Skip the pictures and quote all of the lines exactly.

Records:
▼

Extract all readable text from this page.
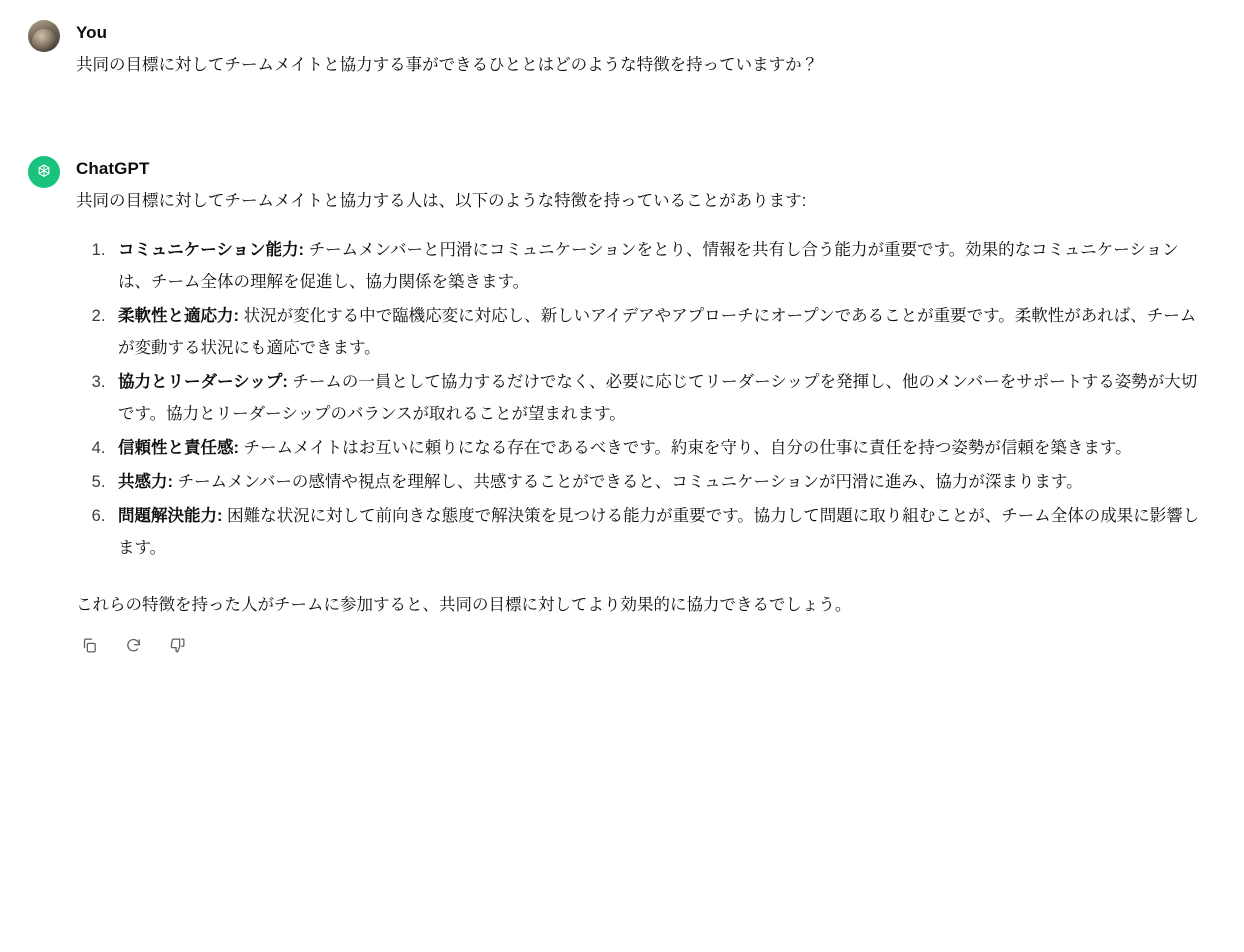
You

共同の目標に対してチームメイトと協力する事ができるひととはどのような特徴を持っていますか？

ChatGPT

共同の目標に対してチームメイトと協力する人は、以下のような特徴を持っていることがあります:

1. コミュニケーション能力: チームメンバーと円滑にコミュニケーションをとり、情報を共有し合う能力が重要です。効果的なコミュニケーションは、チーム全体の理解を促進し、協力関係を築きます。
2. 柔軟性と適応力: 状況が変化する中で臨機応変に対応し、新しいアイデアやアプローチにオープンであることが重要です。柔軟性があれば、チームが変動する状況にも適応できます。
3. 協力とリーダーシップ: チームの一員として協力するだけでなく、必要に応じてリーダーシップを発揮し、他のメンバーをサポートする姿勢が大切です。協力とリーダーシップのバランスが取れることが望まれます。
4. 信頼性と責任感: チームメイトはお互いに頼りになる存在であるべきです。約束を守り、自分の仕事に責任を持つ姿勢が信頼を築きます。
5. 共感力: チームメンバーの感情や視点を理解し、共感することができると、コミュニケーションが円滑に進み、協力が深まります。
6. 問題解決能力: 困難な状況に対して前向きな態度で解決策を見つける能力が重要です。協力して問題に取り組むことが、チーム全体の成果に影響します。

これらの特徴を持った人がチームに参加すると、共同の目標に対してより効果的に協力できるでしょう。
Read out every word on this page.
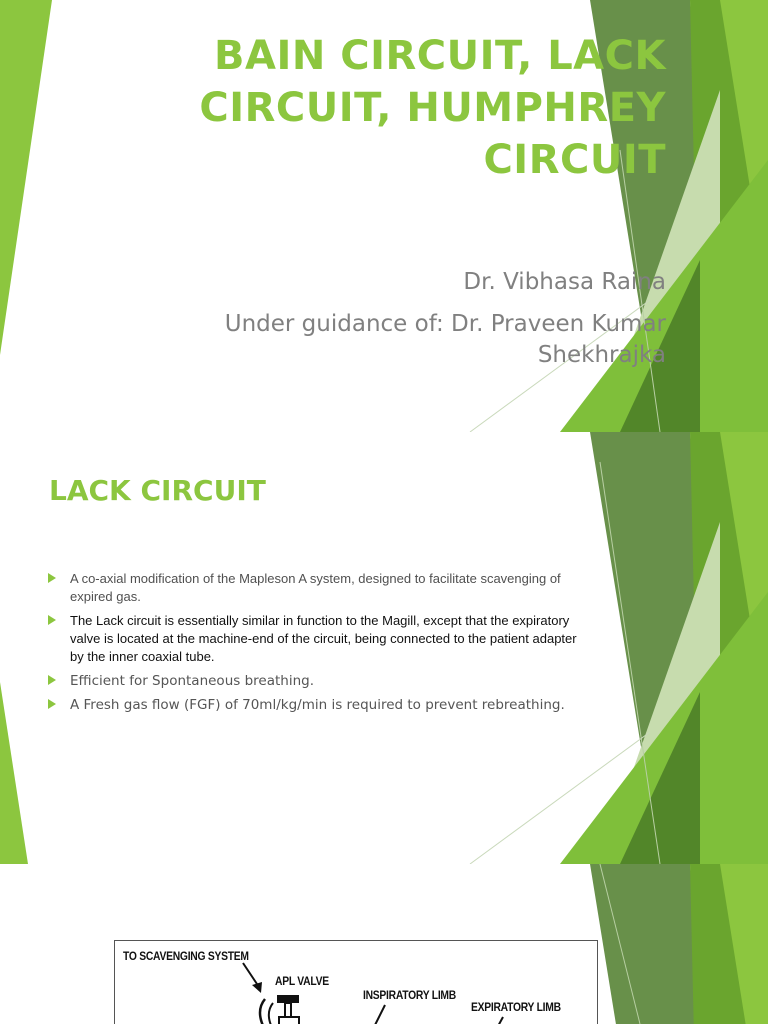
BAIN CIRCUIT, LACK CIRCUIT, HUMPHREY CIRCUIT
Dr. Vibhasa Raina
Under guidance of: Dr. Praveen Kumar
Shekhrajka
LACK CIRCUIT
A co-axial modification of the Mapleson A system, designed to facilitate scavenging of expired gas.
The Lack circuit is essentially similar in function to the Magill, except that the expiratory valve is located at the machine-end of the circuit, being connected to the patient adapter by the inner coaxial tube.
Efficient for Spontaneous breathing.
A Fresh gas flow (FGF) of 70ml/kg/min is required to prevent rebreathing.
TO SCAVENGING SYSTEM
APL VALVE
INSPIRATORY LIMB
EXPIRATORY LIMB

▲

• **RESULT OF THIS TASK**:
Extract all readable text from this page.
You

共同の目標に対してチームメイトと協力する事ができるひととはどのような特徴を持っていますか？

ChatGPT

共同の目標に対してチームメイトと協力する人は、以下のような特徴を持っていることがあります:

1. コミュニケーション能力: チームメンバーと円滑にコミュニケーションをとり、情報を共有し合う能力が重要です。効果的なコミュニケーションは、チーム全体の理解を促進し、協力関係を築きます。
2. 柔軟性と適応力: 状況が変化する中で臨機応変に対応し、新しいアイデアやアプローチにオープンであることが重要です。柔軟性があれば、チームが変動する状況にも適応できます。
3. 協力とリーダーシップ: チームの一員として協力するだけでなく、必要に応じてリーダーシップを発揮し、他のメンバーをサポートする姿勢が大切です。協力とリーダーシップのバランスが取れることが望まれます。
4. 信頼性と責任感: チームメイトはお互いに頼りになる存在であるべきです。約束を守り、自分の仕事に責任を持つ姿勢が信頼を築きます。
5. 共感力: チームメンバーの感情や視点を理解し、共感することができると、コミュニケーションが円滑に進み、協力が深まります。
6. 問題解決能力: 困難な状況に対して前向きな態度で解決策を見つける能力が重要です。協力して問題に取り組むことが、チーム全体の成果に影響します。

これらの特徴を持った人がチームに参加すると、共同の目標に対してより効果的に協力できるでしょう。
Read out every word on this page.
BAIN CIRCUIT, LACK CIRCUIT, HUMPHREY CIRCUIT
Dr. Vibhasa Raina
Under guidance of: Dr. Praveen Kumar
Shekhrajka
LACK CIRCUIT
A co-axial modification of the Mapleson A system, designed to facilitate scavenging of expired gas.
The Lack circuit is essentially similar in function to the Magill, except that the expiratory valve is located at the machine-end of the circuit, being connected to the patient adapter by the inner coaxial tube.
Efficient for Spontaneous breathing.
A Fresh gas flow (FGF) of 70ml/kg/min is required to prevent rebreathing.
TO SCAVENGING SYSTEM
APL VALVE
INSPIRATORY LIMB
EXPIRATORY LIMB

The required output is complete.